:: Provided records ::

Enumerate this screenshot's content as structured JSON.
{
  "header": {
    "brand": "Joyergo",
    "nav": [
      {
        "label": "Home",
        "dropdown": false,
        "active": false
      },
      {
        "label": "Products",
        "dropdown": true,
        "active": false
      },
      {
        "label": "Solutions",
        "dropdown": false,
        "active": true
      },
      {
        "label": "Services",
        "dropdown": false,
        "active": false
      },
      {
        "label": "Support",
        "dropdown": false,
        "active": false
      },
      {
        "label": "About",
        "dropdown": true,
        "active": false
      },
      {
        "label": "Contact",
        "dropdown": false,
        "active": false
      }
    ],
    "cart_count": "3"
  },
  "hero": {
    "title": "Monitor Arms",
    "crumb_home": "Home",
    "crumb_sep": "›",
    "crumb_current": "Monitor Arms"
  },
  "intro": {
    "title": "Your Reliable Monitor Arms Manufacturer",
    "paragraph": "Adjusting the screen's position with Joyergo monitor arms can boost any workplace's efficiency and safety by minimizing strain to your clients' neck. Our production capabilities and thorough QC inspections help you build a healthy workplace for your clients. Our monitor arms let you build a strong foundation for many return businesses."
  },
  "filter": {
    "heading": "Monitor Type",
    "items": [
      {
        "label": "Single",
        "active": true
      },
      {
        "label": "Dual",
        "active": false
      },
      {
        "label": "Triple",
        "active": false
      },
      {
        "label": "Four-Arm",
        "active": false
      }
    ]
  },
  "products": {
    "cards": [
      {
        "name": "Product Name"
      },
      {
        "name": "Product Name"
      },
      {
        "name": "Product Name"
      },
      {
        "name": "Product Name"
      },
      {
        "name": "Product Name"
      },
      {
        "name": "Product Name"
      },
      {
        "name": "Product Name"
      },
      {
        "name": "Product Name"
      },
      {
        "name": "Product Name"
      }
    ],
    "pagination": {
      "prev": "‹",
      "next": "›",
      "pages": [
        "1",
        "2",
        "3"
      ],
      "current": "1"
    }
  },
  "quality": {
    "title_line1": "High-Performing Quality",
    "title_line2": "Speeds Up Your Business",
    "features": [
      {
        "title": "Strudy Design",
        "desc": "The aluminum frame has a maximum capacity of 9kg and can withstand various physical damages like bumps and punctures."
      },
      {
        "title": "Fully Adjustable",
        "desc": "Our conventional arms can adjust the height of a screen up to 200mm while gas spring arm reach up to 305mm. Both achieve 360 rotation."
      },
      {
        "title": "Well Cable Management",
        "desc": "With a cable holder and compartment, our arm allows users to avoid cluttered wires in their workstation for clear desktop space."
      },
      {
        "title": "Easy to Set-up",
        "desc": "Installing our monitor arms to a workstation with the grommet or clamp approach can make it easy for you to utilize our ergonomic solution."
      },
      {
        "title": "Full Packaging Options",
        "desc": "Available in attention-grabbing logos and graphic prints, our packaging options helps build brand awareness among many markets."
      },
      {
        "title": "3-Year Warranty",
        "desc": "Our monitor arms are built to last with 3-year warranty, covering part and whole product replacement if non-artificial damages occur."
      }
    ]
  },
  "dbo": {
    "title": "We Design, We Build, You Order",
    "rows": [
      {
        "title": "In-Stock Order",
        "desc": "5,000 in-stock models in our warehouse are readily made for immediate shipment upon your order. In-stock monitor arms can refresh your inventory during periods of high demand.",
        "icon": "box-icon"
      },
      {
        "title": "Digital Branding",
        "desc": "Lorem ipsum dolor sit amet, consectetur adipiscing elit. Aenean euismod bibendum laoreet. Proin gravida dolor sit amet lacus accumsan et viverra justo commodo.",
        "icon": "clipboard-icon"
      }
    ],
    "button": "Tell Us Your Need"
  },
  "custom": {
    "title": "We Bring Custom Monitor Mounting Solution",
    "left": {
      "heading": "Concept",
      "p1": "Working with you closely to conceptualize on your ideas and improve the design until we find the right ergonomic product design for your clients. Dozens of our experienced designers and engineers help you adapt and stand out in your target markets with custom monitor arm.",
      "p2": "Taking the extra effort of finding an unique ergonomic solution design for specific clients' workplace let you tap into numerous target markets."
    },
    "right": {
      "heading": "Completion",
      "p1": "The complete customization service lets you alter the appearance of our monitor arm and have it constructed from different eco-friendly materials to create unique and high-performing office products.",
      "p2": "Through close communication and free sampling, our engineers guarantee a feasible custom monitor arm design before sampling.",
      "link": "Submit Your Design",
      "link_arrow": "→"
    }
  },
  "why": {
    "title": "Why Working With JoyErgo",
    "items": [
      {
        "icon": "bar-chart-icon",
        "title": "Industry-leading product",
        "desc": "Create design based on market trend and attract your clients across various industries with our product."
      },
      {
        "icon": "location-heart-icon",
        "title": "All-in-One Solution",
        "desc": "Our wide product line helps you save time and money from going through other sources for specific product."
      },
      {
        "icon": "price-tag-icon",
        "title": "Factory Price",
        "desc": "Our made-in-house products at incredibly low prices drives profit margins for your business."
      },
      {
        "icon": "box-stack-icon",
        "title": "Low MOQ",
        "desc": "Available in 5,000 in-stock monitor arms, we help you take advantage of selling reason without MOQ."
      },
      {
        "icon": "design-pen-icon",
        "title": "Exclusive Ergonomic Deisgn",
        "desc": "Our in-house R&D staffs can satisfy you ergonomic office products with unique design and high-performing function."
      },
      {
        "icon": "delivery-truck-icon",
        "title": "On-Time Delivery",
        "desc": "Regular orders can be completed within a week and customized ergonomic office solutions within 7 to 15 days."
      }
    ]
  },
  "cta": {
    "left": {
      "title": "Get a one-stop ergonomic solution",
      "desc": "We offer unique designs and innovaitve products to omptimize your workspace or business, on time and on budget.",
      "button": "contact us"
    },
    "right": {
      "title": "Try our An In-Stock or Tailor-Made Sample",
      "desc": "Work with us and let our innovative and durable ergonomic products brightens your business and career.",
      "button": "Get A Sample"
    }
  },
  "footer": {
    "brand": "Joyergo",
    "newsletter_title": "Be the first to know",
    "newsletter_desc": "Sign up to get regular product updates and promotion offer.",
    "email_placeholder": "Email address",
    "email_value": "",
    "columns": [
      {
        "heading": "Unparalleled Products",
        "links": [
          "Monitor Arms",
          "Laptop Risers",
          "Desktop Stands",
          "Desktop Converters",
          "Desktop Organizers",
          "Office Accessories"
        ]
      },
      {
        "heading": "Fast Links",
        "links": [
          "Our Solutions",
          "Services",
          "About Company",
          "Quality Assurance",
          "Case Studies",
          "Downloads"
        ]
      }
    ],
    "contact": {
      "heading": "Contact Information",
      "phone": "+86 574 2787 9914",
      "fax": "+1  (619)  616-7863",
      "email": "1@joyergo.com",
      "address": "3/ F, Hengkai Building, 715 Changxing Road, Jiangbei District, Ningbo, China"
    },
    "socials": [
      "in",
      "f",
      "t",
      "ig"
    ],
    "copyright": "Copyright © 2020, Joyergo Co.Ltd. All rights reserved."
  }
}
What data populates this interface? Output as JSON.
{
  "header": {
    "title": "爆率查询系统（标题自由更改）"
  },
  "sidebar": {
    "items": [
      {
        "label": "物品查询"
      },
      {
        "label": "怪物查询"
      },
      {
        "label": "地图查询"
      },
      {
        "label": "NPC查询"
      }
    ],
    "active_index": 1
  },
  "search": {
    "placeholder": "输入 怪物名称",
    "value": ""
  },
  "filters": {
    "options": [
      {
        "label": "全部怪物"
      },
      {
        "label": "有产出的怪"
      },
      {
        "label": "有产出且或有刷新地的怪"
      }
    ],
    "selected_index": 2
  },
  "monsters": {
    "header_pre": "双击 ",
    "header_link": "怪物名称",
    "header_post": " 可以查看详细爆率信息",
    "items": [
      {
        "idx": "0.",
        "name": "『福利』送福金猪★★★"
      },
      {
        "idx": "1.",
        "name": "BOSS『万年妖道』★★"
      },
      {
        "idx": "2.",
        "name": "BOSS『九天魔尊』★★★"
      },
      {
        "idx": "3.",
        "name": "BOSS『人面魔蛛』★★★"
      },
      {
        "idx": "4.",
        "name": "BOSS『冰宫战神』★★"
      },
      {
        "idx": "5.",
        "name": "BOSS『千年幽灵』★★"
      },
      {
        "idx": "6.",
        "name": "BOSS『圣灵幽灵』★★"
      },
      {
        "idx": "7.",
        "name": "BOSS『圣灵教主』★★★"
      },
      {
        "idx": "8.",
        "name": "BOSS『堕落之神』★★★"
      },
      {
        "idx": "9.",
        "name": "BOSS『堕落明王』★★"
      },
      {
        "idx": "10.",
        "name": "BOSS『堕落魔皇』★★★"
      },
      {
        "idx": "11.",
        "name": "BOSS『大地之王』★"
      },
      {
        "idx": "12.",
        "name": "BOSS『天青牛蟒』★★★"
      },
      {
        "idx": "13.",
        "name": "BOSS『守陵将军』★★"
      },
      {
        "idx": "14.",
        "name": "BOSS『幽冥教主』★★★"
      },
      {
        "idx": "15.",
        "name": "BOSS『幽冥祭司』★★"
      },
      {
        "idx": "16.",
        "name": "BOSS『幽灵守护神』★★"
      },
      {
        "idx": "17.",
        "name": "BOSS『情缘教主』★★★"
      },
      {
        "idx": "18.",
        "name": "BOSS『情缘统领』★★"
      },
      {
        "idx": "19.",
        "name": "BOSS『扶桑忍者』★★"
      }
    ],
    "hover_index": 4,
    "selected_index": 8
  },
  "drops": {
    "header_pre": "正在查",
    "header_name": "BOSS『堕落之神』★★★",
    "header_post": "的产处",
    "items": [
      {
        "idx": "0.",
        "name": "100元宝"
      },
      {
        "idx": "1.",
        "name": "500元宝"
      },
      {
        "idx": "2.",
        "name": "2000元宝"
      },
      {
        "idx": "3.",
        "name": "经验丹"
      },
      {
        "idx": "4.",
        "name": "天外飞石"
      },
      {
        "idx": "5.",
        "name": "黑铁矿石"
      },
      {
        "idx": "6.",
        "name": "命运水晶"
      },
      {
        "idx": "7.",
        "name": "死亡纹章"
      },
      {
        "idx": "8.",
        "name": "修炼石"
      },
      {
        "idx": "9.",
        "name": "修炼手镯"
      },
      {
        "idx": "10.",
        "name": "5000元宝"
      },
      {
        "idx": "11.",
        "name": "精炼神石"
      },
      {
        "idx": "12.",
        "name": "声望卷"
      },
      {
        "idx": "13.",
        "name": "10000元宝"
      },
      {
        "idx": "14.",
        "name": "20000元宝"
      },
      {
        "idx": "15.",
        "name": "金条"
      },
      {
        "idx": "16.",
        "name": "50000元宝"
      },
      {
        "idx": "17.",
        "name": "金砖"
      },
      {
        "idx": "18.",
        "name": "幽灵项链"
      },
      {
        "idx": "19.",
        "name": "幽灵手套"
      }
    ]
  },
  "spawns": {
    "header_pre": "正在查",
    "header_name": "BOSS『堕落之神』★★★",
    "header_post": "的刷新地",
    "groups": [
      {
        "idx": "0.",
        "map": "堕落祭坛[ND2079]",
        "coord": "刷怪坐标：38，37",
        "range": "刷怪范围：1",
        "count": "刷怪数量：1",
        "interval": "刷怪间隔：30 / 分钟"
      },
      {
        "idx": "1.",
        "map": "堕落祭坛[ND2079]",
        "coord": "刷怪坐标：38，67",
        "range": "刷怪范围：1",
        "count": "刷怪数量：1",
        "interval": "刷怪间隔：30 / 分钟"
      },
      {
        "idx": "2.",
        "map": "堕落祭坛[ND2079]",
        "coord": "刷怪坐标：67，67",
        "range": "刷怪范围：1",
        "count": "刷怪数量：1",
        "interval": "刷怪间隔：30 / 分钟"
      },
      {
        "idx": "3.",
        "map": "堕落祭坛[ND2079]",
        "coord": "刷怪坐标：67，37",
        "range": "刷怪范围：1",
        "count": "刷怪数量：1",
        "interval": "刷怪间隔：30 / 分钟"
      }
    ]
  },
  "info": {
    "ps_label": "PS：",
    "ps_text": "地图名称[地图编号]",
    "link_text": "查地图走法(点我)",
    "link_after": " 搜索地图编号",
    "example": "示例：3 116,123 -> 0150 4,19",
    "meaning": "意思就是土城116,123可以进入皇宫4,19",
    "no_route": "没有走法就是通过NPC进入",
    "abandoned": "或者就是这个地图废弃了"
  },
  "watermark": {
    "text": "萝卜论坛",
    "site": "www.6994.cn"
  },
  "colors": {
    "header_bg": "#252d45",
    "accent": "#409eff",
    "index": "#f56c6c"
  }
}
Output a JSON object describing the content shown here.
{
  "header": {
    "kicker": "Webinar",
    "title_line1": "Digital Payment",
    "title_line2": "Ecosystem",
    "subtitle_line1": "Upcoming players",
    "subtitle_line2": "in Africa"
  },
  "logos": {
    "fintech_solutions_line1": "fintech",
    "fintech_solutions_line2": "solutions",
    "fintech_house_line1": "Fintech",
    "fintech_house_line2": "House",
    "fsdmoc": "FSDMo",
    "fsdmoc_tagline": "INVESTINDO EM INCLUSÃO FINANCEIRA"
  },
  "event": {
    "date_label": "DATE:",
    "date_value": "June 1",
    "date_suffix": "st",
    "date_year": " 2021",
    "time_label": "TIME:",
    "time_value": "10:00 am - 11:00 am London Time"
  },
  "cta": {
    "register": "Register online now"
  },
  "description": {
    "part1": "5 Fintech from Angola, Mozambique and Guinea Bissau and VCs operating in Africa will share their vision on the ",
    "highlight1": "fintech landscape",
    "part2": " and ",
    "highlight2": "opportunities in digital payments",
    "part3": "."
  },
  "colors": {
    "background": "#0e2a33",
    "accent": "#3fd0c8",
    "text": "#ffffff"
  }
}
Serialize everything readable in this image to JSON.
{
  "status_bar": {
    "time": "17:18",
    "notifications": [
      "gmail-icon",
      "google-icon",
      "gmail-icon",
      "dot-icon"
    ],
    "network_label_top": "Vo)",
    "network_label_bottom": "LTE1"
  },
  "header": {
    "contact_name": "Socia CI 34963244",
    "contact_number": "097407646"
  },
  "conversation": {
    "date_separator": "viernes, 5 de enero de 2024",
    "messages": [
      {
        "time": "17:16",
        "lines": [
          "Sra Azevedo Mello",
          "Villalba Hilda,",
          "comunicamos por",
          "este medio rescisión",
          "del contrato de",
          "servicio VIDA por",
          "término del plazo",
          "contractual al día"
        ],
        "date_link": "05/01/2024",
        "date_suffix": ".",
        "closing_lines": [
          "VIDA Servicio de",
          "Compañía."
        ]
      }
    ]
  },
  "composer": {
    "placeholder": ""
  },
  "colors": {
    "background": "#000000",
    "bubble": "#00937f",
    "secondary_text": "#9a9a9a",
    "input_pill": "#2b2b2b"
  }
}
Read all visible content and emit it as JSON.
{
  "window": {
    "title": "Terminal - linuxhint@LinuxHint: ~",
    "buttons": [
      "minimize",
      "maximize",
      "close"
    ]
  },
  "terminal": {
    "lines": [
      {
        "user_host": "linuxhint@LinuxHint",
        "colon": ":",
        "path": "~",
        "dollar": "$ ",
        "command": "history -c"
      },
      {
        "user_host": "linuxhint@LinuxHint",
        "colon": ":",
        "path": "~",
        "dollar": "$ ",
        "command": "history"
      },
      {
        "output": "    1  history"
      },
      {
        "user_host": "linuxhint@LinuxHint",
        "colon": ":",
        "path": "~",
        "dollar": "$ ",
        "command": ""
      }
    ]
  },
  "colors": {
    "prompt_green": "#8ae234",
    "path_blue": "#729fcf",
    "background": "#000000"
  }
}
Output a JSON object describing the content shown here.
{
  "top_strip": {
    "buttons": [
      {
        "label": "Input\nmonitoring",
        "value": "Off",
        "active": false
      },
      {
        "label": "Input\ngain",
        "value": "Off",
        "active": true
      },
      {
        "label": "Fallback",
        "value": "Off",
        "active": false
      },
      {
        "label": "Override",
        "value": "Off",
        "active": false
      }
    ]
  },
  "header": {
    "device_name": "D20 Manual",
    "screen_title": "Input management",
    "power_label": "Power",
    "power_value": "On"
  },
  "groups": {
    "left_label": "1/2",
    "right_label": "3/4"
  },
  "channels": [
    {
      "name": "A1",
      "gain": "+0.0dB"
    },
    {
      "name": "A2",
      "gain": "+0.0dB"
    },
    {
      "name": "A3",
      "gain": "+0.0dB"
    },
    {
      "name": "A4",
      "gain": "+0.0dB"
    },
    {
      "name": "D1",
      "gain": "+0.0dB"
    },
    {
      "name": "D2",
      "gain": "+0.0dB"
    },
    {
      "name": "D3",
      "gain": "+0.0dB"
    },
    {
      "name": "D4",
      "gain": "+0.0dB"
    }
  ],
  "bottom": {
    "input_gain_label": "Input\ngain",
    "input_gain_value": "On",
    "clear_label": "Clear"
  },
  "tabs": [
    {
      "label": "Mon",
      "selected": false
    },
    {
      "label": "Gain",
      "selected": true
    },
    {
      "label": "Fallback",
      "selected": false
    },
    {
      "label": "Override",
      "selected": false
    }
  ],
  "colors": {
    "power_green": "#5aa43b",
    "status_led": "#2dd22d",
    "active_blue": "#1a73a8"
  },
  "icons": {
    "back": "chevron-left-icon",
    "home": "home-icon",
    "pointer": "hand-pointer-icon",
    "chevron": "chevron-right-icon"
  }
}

:::

■ Task details ■
Look through the records and gather every line containing "Africa".

■ Answer to this exercise ■
    "subtitle_line2": "in Africa"
    "part1": "5 Fintech from Angola, Mozambique and Guinea Bissau and VCs operating in Africa will share their vision on the ",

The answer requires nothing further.